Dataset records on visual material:
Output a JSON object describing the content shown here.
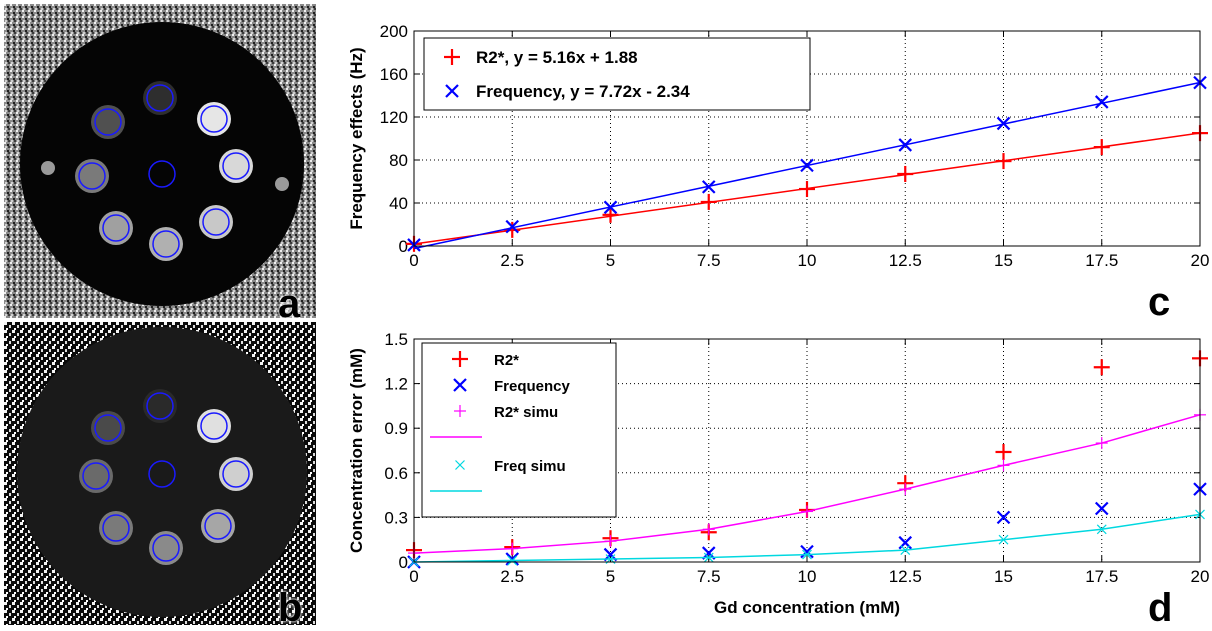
{
  "panels": {
    "a": "a",
    "b": "b",
    "c": "c",
    "d": "d"
  },
  "colors": {
    "r2": "#ff0000",
    "freq": "#0000ff",
    "r2_simu": "#ff00ff",
    "freq_simu": "#00d8e0",
    "circle_outline": "#1a1aff"
  },
  "chart_data": [
    {
      "type": "scatter",
      "panel": "c",
      "xlabel": "",
      "ylabel": "Frequency effects (Hz)",
      "xlim": [
        0,
        20
      ],
      "ylim": [
        0,
        200
      ],
      "x_ticks": [
        "0",
        "2.5",
        "5",
        "7.5",
        "10",
        "12.5",
        "15",
        "17.5",
        "20"
      ],
      "y_ticks": [
        "0",
        "40",
        "80",
        "120",
        "160",
        "200"
      ],
      "grid": true,
      "legend_position": "top-left",
      "series": [
        {
          "name": "R2*, y = 5.16x + 1.88",
          "marker": "plus",
          "color": "#ff0000",
          "x": [
            0,
            2.5,
            5,
            7.5,
            10,
            12.5,
            15,
            17.5,
            20
          ],
          "y": [
            2,
            15,
            29,
            41,
            53,
            67,
            79,
            92,
            105
          ],
          "fit": {
            "slope": 5.16,
            "intercept": 1.88
          }
        },
        {
          "name": "Frequency, y = 7.72x - 2.34",
          "marker": "x",
          "color": "#0000ff",
          "x": [
            0,
            2.5,
            5,
            7.5,
            10,
            12.5,
            15,
            17.5,
            20
          ],
          "y": [
            1,
            18,
            36,
            55,
            75,
            94,
            114,
            134,
            152
          ],
          "fit": {
            "slope": 7.72,
            "intercept": -2.34
          }
        }
      ]
    },
    {
      "type": "scatter",
      "panel": "d",
      "xlabel": "Gd concentration (mM)",
      "ylabel": "Concentration error (mM)",
      "xlim": [
        0,
        20
      ],
      "ylim": [
        0,
        1.5
      ],
      "x_ticks": [
        "0",
        "2.5",
        "5",
        "7.5",
        "10",
        "12.5",
        "15",
        "17.5",
        "20"
      ],
      "y_ticks": [
        "0",
        "0.3",
        "0.6",
        "0.9",
        "1.2",
        "1.5"
      ],
      "grid": true,
      "legend_position": "top-left",
      "series": [
        {
          "name": "R2*",
          "marker": "plus",
          "color": "#ff0000",
          "x": [
            0,
            2.5,
            5,
            7.5,
            10,
            12.5,
            15,
            17.5,
            20
          ],
          "y": [
            0.08,
            0.1,
            0.16,
            0.2,
            0.35,
            0.53,
            0.74,
            1.31,
            1.37
          ]
        },
        {
          "name": "Frequency",
          "marker": "x",
          "color": "#0000ff",
          "x": [
            0,
            2.5,
            5,
            7.5,
            10,
            12.5,
            15,
            17.5,
            20
          ],
          "y": [
            0.0,
            0.02,
            0.05,
            0.06,
            0.07,
            0.13,
            0.3,
            0.36,
            0.49
          ]
        },
        {
          "name": "R2* simu",
          "marker": "plus-line",
          "color": "#ff00ff",
          "x": [
            0,
            2.5,
            5,
            7.5,
            10,
            12.5,
            15,
            17.5,
            20
          ],
          "y": [
            0.06,
            0.09,
            0.14,
            0.22,
            0.34,
            0.49,
            0.65,
            0.8,
            0.99
          ]
        },
        {
          "name": "Freq simu",
          "marker": "x-line",
          "color": "#00d8e0",
          "x": [
            0,
            2.5,
            5,
            7.5,
            10,
            12.5,
            15,
            17.5,
            20
          ],
          "y": [
            0.0,
            0.01,
            0.02,
            0.03,
            0.05,
            0.08,
            0.15,
            0.22,
            0.32
          ]
        }
      ]
    }
  ]
}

Challenge:
Make an exact reproduction of the listing above, without any pictures.

Solution for this problem:
Output a JSON object describing the content shown here.
{
  "panels": {
    "a": "a",
    "b": "b",
    "c": "c",
    "d": "d"
  },
  "colors": {
    "r2": "#ff0000",
    "freq": "#0000ff",
    "r2_simu": "#ff00ff",
    "freq_simu": "#00d8e0",
    "circle_outline": "#1a1aff"
  },
  "chart_data": [
    {
      "type": "scatter",
      "panel": "c",
      "xlabel": "",
      "ylabel": "Frequency effects (Hz)",
      "xlim": [
        0,
        20
      ],
      "ylim": [
        0,
        200
      ],
      "x_ticks": [
        "0",
        "2.5",
        "5",
        "7.5",
        "10",
        "12.5",
        "15",
        "17.5",
        "20"
      ],
      "y_ticks": [
        "0",
        "40",
        "80",
        "120",
        "160",
        "200"
      ],
      "grid": true,
      "legend_position": "top-left",
      "series": [
        {
          "name": "R2*, y = 5.16x + 1.88",
          "marker": "plus",
          "color": "#ff0000",
          "x": [
            0,
            2.5,
            5,
            7.5,
            10,
            12.5,
            15,
            17.5,
            20
          ],
          "y": [
            2,
            15,
            29,
            41,
            53,
            67,
            79,
            92,
            105
          ],
          "fit": {
            "slope": 5.16,
            "intercept": 1.88
          }
        },
        {
          "name": "Frequency, y = 7.72x - 2.34",
          "marker": "x",
          "color": "#0000ff",
          "x": [
            0,
            2.5,
            5,
            7.5,
            10,
            12.5,
            15,
            17.5,
            20
          ],
          "y": [
            1,
            18,
            36,
            55,
            75,
            94,
            114,
            134,
            152
          ],
          "fit": {
            "slope": 7.72,
            "intercept": -2.34
          }
        }
      ]
    },
    {
      "type": "scatter",
      "panel": "d",
      "xlabel": "Gd concentration (mM)",
      "ylabel": "Concentration error (mM)",
      "xlim": [
        0,
        20
      ],
      "ylim": [
        0,
        1.5
      ],
      "x_ticks": [
        "0",
        "2.5",
        "5",
        "7.5",
        "10",
        "12.5",
        "15",
        "17.5",
        "20"
      ],
      "y_ticks": [
        "0",
        "0.3",
        "0.6",
        "0.9",
        "1.2",
        "1.5"
      ],
      "grid": true,
      "legend_position": "top-left",
      "series": [
        {
          "name": "R2*",
          "marker": "plus",
          "color": "#ff0000",
          "x": [
            0,
            2.5,
            5,
            7.5,
            10,
            12.5,
            15,
            17.5,
            20
          ],
          "y": [
            0.08,
            0.1,
            0.16,
            0.2,
            0.35,
            0.53,
            0.74,
            1.31,
            1.37
          ]
        },
        {
          "name": "Frequency",
          "marker": "x",
          "color": "#0000ff",
          "x": [
            0,
            2.5,
            5,
            7.5,
            10,
            12.5,
            15,
            17.5,
            20
          ],
          "y": [
            0.0,
            0.02,
            0.05,
            0.06,
            0.07,
            0.13,
            0.3,
            0.36,
            0.49
          ]
        },
        {
          "name": "R2* simu",
          "marker": "plus-line",
          "color": "#ff00ff",
          "x": [
            0,
            2.5,
            5,
            7.5,
            10,
            12.5,
            15,
            17.5,
            20
          ],
          "y": [
            0.06,
            0.09,
            0.14,
            0.22,
            0.34,
            0.49,
            0.65,
            0.8,
            0.99
          ]
        },
        {
          "name": "Freq simu",
          "marker": "x-line",
          "color": "#00d8e0",
          "x": [
            0,
            2.5,
            5,
            7.5,
            10,
            12.5,
            15,
            17.5,
            20
          ],
          "y": [
            0.0,
            0.01,
            0.02,
            0.03,
            0.05,
            0.08,
            0.15,
            0.22,
            0.32
          ]
        }
      ]
    }
  ]
}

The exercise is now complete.